__TEXTO APRESENTADO__:
┌────────
Ela tinha sete anos. Falava alto demais, era desajeitada e sozinha. Lia no recreio (sempre Bruxa Onilda, sabia de cor). Usava Melissa. Na época todo mundo usava Melissa e consequentemente ficava todo mundo com o pé preto; ela tinha vergonha do pé preto. Tinha vergonha de um monte de coisas; entendia quase nada...
Um dia a "tia" chegou na sala de aula com uma caixa nas mãos. Não ia ter ditado, nem teste de fatos, nem desenho pra colorir e colar no envelope de provas; ia ser um dia diferente. A tia se chamava Teresa e equivalia, pra ela e pra toda a garotada, à Professora Helena.
A tia Teresa era uma tia típica de primeira série: chamava os pais de "pai" e as mães de "mãe", conversava com quem chorava porque não tinha mais a esteira da soneca, e tinha uma paciência que só. A tia Teresa estava lá, colocando a caixa em cima da mesa, olhando a turma de rabo de olho, atenta aos rostinhos de interrogação que via nos pequenos. A caixa era uma caixa azul, parecida com uma caixa de sapato, tampada.
Pegando um giz, fazendo-se de desentendida, Teresa ia colocando a data no quadro negro, como fazia todos os dias. Deu boa tarde, ajustou a setinha no relóginho do tempo para "nublado" e ia continuando o ritual diário até que a notou com a mãozinha levantada. Deixou-a falar.
- Tia, o que tem dentro da caixa? - ela perguntou.
A tia olhou pra caixa azul, despretenciosamente.
- O quê? Aquela caixa?
- Uhum. O que tem dentro dela?
E com um tom de "suspense-super-legal", a professora respondeu:
- Ali dentro tem a coisa mais importante do mundo!
Pronto! A garotada empolgada começou a tentar adivinhar e perguntar e rir e falar e pedir pra ver... Nossa! Uma confusão. E então a tia fez um acordo: se todo mundo ficasse quietinho e prometesse não contar pra nenhum colega o que visse dentro da caixa, ela deixaria um por um ir até a mesa e olhar - com muito cuidado! - o que era de tão especial que cabia ali dentro.
Ela dizia: "Não existe nada mais importante e especial do que o que vocês vão ver na caixa. O que tem ali dentro pode mudar o mundo!"
└────────
__DADOS FORNECIDOS__:
┌────────
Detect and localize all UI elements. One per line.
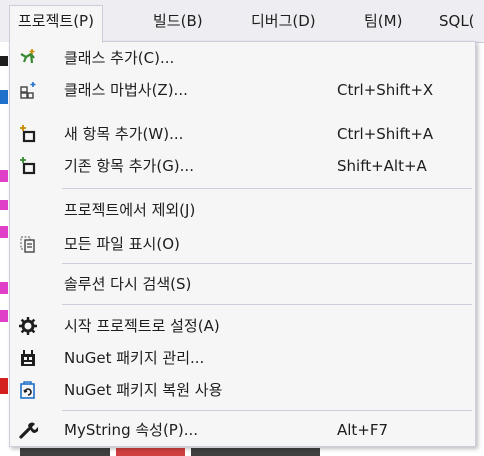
└────────
__TAREFAS DO EXERCÍCIO__:
a - Reproduza fielmente o trecho do texto apresentado que vai de "- Tia, o que" até "tem dentro dela?".
b - Segundo o texto apresentado, qual era o nome da professora que levou a caixa para a sala de aula?
O material não guarda relação alguma com o texto apresentado.

__SOLUÇÕES DO EXERCÍCIO__:
a -
- Tia, o que tem dentro da caixa? - ela perguntou.
A tia olhou pra caixa azul, despretenciosamente.
- O quê? Aquela caixa?
- Uhum. O que tem dentro dela?

b - A professora se chamava Teresa.